● Problem requirements
Below is a block of data; give all of it again word for word.

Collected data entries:
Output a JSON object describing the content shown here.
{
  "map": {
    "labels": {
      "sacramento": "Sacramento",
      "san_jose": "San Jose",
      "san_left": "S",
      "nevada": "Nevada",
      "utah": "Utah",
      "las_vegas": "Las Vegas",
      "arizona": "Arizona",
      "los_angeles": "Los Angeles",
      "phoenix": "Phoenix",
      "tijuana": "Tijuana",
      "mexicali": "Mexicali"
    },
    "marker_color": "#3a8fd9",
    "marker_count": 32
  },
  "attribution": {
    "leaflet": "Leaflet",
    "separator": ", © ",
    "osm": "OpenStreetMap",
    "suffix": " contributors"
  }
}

● Exercise solution
Output a JSON object describing the content shown here.
{
  "map": {
    "labels": {
      "sacramento": "Sacramento",
      "san_jose": "San Jose",
      "san_left": "S",
      "nevada": "Nevada",
      "utah": "Utah",
      "las_vegas": "Las Vegas",
      "arizona": "Arizona",
      "los_angeles": "Los Angeles",
      "phoenix": "Phoenix",
      "tijuana": "Tijuana",
      "mexicali": "Mexicali"
    },
    "marker_color": "#3a8fd9",
    "marker_count": 32
  },
  "attribution": {
    "leaflet": "Leaflet",
    "separator": ", © ",
    "osm": "OpenStreetMap",
    "suffix": " contributors"
  }
}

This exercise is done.